* [Task prompt]: Return each of the lines in these records unchanged.

* [Working data]:
━━━━━━━━━━

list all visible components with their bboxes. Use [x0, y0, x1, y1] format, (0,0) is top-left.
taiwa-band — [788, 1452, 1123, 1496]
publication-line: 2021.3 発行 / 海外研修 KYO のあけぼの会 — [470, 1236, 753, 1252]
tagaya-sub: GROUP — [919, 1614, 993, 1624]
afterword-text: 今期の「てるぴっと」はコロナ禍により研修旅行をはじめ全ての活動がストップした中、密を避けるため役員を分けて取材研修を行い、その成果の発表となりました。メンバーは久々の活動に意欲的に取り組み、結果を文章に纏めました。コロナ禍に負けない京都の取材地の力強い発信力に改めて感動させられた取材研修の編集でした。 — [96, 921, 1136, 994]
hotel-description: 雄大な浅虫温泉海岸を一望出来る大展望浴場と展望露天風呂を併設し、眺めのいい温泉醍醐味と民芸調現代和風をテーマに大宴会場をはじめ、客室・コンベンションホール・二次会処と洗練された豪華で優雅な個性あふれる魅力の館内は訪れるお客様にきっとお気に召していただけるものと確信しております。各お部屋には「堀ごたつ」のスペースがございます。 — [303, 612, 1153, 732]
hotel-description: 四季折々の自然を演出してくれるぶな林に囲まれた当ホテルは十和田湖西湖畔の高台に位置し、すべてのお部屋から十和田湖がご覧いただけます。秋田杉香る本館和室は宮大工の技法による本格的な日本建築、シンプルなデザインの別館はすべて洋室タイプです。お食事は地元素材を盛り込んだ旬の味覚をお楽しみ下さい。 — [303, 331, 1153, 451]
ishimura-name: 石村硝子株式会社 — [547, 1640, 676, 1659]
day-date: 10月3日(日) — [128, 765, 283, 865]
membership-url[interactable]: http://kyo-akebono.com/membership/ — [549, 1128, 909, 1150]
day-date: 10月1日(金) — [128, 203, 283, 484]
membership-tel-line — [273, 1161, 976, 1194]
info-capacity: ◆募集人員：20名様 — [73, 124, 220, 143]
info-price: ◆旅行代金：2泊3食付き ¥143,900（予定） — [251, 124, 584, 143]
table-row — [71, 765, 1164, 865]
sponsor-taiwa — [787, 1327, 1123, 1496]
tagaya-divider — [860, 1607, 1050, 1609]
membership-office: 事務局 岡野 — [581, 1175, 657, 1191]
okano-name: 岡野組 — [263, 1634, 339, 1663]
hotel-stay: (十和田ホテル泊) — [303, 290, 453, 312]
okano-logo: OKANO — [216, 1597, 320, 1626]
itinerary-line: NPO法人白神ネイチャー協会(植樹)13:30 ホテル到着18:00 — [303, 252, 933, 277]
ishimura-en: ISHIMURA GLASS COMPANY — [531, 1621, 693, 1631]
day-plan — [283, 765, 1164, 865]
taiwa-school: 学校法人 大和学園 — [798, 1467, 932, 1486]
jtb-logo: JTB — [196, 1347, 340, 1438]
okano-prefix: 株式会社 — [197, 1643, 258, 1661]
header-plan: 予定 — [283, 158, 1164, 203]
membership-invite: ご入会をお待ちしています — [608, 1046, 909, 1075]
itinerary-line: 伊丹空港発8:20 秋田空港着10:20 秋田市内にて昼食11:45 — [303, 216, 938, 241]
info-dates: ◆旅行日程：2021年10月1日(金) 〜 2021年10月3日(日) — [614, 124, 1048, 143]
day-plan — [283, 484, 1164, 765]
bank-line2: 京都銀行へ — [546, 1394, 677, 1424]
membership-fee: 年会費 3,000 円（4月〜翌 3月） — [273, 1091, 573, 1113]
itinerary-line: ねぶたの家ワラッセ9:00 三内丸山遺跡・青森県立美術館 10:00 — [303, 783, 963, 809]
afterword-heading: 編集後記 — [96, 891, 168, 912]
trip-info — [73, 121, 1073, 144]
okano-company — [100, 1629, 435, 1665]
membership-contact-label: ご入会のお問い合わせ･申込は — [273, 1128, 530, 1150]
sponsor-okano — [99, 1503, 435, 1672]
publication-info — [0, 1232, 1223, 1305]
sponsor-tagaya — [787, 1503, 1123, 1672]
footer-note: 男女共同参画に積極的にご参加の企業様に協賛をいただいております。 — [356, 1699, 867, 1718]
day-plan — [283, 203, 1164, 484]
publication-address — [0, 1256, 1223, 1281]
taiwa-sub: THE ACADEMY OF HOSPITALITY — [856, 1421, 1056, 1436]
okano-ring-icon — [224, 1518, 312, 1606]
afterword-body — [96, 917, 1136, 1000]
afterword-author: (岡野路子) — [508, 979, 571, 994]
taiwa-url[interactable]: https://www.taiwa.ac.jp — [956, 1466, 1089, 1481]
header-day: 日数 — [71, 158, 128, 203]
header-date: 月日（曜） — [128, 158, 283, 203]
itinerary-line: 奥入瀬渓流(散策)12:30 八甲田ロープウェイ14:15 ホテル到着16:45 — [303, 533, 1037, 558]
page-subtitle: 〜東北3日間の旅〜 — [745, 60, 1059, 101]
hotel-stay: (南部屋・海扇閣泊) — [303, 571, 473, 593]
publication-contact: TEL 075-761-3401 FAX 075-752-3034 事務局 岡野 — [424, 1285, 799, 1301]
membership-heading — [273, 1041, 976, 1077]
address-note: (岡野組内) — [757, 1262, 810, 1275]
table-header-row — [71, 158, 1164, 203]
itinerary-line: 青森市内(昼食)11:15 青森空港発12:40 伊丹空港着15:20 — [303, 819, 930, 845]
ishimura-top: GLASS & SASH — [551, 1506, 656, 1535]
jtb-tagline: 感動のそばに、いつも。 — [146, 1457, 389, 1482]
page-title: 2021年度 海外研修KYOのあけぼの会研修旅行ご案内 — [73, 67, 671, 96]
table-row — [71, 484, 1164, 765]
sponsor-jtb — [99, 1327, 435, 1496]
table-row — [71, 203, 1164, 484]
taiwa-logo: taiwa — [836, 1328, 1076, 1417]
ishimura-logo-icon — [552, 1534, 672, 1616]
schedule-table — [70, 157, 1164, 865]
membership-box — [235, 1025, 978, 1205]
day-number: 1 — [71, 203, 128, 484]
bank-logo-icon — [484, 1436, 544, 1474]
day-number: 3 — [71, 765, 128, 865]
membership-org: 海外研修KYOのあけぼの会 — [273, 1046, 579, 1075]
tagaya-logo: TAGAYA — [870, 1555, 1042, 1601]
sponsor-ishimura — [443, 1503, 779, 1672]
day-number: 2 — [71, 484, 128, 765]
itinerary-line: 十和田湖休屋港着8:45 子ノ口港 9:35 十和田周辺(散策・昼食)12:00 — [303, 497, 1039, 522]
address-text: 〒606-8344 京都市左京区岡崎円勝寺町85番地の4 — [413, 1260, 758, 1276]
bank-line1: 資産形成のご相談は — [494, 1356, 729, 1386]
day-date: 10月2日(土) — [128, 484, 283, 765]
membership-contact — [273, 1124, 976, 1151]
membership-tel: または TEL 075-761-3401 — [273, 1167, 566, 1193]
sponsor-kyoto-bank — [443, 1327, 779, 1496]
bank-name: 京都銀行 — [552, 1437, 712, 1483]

━━━━━━━━━━

* [Reply]:
list all visible components with their bboxes. Use [x0, y0, x1, y1] format, (0,0) is top-left.
taiwa-band — [788, 1452, 1123, 1496]
publication-line: 2021.3 発行 / 海外研修 KYO のあけぼの会 — [470, 1236, 753, 1252]
tagaya-sub: GROUP — [919, 1614, 993, 1624]
afterword-text: 今期の「てるぴっと」はコロナ禍により研修旅行をはじめ全ての活動がストップした中、密を避けるため役員を分けて取材研修を行い、その成果の発表となりました。メンバーは久々の活動に意欲的に取り組み、結果を文章に纏めました。コロナ禍に負けない京都の取材地の力強い発信力に改めて感動させられた取材研修の編集でした。 — [96, 921, 1136, 994]
hotel-description: 雄大な浅虫温泉海岸を一望出来る大展望浴場と展望露天風呂を併設し、眺めのいい温泉醍醐味と民芸調現代和風をテーマに大宴会場をはじめ、客室・コンベンションホール・二次会処と洗練された豪華で優雅な個性あふれる魅力の館内は訪れるお客様にきっとお気に召していただけるものと確信しております。各お部屋には「堀ごたつ」のスペースがございます。 — [303, 612, 1153, 732]
hotel-description: 四季折々の自然を演出してくれるぶな林に囲まれた当ホテルは十和田湖西湖畔の高台に位置し、すべてのお部屋から十和田湖がご覧いただけます。秋田杉香る本館和室は宮大工の技法による本格的な日本建築、シンプルなデザインの別館はすべて洋室タイプです。お食事は地元素材を盛り込んだ旬の味覚をお楽しみ下さい。 — [303, 331, 1153, 451]
ishimura-name: 石村硝子株式会社 — [547, 1640, 676, 1659]
day-date: 10月3日(日) — [128, 765, 283, 865]
membership-url[interactable]: http://kyo-akebono.com/membership/ — [549, 1128, 909, 1150]
day-date: 10月1日(金) — [128, 203, 283, 484]
membership-tel-line — [273, 1161, 976, 1194]
info-capacity: ◆募集人員：20名様 — [73, 124, 220, 143]
info-price: ◆旅行代金：2泊3食付き ¥143,900（予定） — [251, 124, 584, 143]
table-row — [71, 765, 1164, 865]
sponsor-taiwa — [787, 1327, 1123, 1496]
tagaya-divider — [860, 1607, 1050, 1609]
membership-office: 事務局 岡野 — [581, 1175, 657, 1191]
okano-name: 岡野組 — [263, 1634, 339, 1663]
hotel-stay: (十和田ホテル泊) — [303, 290, 453, 312]
okano-logo: OKANO — [216, 1597, 320, 1626]
itinerary-line: NPO法人白神ネイチャー協会(植樹)13:30 ホテル到着18:00 — [303, 252, 933, 277]
ishimura-en: ISHIMURA GLASS COMPANY — [531, 1621, 693, 1631]
day-plan — [283, 765, 1164, 865]
taiwa-school: 学校法人 大和学園 — [798, 1467, 932, 1486]
jtb-logo: JTB — [196, 1347, 340, 1438]
okano-prefix: 株式会社 — [197, 1643, 258, 1661]
header-plan: 予定 — [283, 158, 1164, 203]
membership-invite: ご入会をお待ちしています — [608, 1046, 909, 1075]
itinerary-line: 伊丹空港発8:20 秋田空港着10:20 秋田市内にて昼食11:45 — [303, 216, 938, 241]
info-dates: ◆旅行日程：2021年10月1日(金) 〜 2021年10月3日(日) — [614, 124, 1048, 143]
day-plan — [283, 484, 1164, 765]
bank-line2: 京都銀行へ — [546, 1394, 677, 1424]
membership-fee: 年会費 3,000 円（4月〜翌 3月） — [273, 1091, 573, 1113]
itinerary-line: ねぶたの家ワラッセ9:00 三内丸山遺跡・青森県立美術館 10:00 — [303, 783, 963, 809]
afterword-heading: 編集後記 — [96, 891, 168, 912]
trip-info — [73, 121, 1073, 144]
okano-company — [100, 1629, 435, 1665]
membership-contact-label: ご入会のお問い合わせ･申込は — [273, 1128, 530, 1150]
sponsor-okano — [99, 1503, 435, 1672]
publication-info — [0, 1232, 1223, 1305]
sponsor-tagaya — [787, 1503, 1123, 1672]
footer-note: 男女共同参画に積極的にご参加の企業様に協賛をいただいております。 — [356, 1699, 867, 1718]
day-plan — [283, 203, 1164, 484]
publication-address — [0, 1256, 1223, 1281]
taiwa-sub: THE ACADEMY OF HOSPITALITY — [856, 1421, 1056, 1436]
okano-ring-icon — [224, 1518, 312, 1606]
afterword-body — [96, 917, 1136, 1000]
afterword-author: (岡野路子) — [508, 979, 571, 994]
taiwa-url[interactable]: https://www.taiwa.ac.jp — [956, 1466, 1089, 1481]
header-day: 日数 — [71, 158, 128, 203]
header-date: 月日（曜） — [128, 158, 283, 203]
itinerary-line: 奥入瀬渓流(散策)12:30 八甲田ロープウェイ14:15 ホテル到着16:45 — [303, 533, 1037, 558]
page-subtitle: 〜東北3日間の旅〜 — [745, 60, 1059, 101]
hotel-stay: (南部屋・海扇閣泊) — [303, 571, 473, 593]
publication-contact: TEL 075-761-3401 FAX 075-752-3034 事務局 岡野 — [424, 1285, 799, 1301]
membership-heading — [273, 1041, 976, 1077]
address-note: (岡野組内) — [757, 1262, 810, 1275]
table-header-row — [71, 158, 1164, 203]
itinerary-line: 青森市内(昼食)11:15 青森空港発12:40 伊丹空港着15:20 — [303, 819, 930, 845]
ishimura-top: GLASS & SASH — [551, 1506, 656, 1535]
jtb-tagline: 感動のそばに、いつも。 — [146, 1457, 389, 1482]
page-title: 2021年度 海外研修KYOのあけぼの会研修旅行ご案内 — [73, 67, 671, 96]
table-row — [71, 484, 1164, 765]
sponsor-jtb — [99, 1327, 435, 1496]
table-row — [71, 203, 1164, 484]
taiwa-logo: taiwa — [836, 1328, 1076, 1417]
ishimura-logo-icon — [552, 1534, 672, 1616]
schedule-table — [70, 157, 1164, 865]
membership-box — [235, 1025, 978, 1205]
day-number: 1 — [71, 203, 128, 484]
bank-logo-icon — [484, 1436, 544, 1474]
day-number: 3 — [71, 765, 128, 865]
membership-org: 海外研修KYOのあけぼの会 — [273, 1046, 579, 1075]
tagaya-logo: TAGAYA — [870, 1555, 1042, 1601]
sponsor-ishimura — [443, 1503, 779, 1672]
day-number: 2 — [71, 484, 128, 765]
itinerary-line: 十和田湖休屋港着8:45 子ノ口港 9:35 十和田周辺(散策・昼食)12:00 — [303, 497, 1039, 522]
address-text: 〒606-8344 京都市左京区岡崎円勝寺町85番地の4 — [413, 1260, 758, 1276]
bank-line1: 資産形成のご相談は — [494, 1356, 729, 1386]
day-date: 10月2日(土) — [128, 484, 283, 765]
membership-contact — [273, 1124, 976, 1151]
membership-tel: または TEL 075-761-3401 — [273, 1167, 566, 1193]
sponsor-kyoto-bank — [443, 1327, 779, 1496]
bank-name: 京都銀行 — [552, 1437, 712, 1483]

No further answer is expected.